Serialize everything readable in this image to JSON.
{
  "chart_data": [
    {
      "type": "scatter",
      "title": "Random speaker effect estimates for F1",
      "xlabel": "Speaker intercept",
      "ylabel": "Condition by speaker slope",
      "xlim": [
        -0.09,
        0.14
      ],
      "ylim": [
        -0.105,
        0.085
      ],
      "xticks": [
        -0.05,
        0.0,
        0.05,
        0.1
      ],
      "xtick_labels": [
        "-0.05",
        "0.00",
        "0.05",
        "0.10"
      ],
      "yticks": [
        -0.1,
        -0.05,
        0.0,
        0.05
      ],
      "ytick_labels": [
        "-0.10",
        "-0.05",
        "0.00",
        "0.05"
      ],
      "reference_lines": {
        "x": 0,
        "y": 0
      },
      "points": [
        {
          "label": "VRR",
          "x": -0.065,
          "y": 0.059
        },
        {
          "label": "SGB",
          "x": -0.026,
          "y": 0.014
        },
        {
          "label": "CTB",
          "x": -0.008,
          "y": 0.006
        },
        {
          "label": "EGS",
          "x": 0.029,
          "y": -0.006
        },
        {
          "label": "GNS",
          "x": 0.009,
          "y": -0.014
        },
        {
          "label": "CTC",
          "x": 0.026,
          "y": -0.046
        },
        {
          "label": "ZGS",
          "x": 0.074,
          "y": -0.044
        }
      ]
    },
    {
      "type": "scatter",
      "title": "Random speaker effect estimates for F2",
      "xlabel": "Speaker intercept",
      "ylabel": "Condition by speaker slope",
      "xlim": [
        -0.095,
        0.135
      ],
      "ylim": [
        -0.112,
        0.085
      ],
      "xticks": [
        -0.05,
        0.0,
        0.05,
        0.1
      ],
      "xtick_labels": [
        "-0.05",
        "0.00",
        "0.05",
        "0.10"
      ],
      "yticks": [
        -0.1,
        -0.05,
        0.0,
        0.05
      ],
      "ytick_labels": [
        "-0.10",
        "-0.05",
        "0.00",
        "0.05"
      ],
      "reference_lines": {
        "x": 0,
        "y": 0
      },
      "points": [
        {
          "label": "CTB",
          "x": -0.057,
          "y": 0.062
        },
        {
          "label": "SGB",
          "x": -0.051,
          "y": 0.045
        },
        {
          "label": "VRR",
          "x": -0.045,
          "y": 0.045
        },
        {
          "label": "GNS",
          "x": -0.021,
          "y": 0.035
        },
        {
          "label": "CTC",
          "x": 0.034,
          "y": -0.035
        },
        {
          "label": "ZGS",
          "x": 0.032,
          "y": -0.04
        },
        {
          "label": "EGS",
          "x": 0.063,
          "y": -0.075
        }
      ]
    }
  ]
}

=-=-=

Exercise details:
Say how many lines have the string "estimates" in them, offering no words beyond the number.

Response to the task:
2